* **Required work**
Output the material below in its entirety, exactly as given.
--- Input ---
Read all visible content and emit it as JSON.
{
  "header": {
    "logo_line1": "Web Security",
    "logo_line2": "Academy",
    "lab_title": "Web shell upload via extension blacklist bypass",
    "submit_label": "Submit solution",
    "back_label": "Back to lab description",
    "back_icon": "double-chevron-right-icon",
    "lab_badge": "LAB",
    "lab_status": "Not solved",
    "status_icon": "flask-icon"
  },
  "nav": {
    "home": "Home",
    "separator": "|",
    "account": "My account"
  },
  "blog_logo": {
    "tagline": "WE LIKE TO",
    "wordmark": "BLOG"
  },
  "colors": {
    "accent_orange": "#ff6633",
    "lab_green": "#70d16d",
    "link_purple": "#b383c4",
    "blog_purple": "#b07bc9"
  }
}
---
* **The solution**
Read all visible content and emit it as JSON.
{
  "header": {
    "logo_line1": "Web Security",
    "logo_line2": "Academy",
    "lab_title": "Web shell upload via extension blacklist bypass",
    "submit_label": "Submit solution",
    "back_label": "Back to lab description",
    "back_icon": "double-chevron-right-icon",
    "lab_badge": "LAB",
    "lab_status": "Not solved",
    "status_icon": "flask-icon"
  },
  "nav": {
    "home": "Home",
    "separator": "|",
    "account": "My account"
  },
  "blog_logo": {
    "tagline": "WE LIKE TO",
    "wordmark": "BLOG"
  },
  "colors": {
    "accent_orange": "#ff6633",
    "lab_green": "#70d16d",
    "link_purple": "#b383c4",
    "blog_purple": "#b07bc9"
  }
}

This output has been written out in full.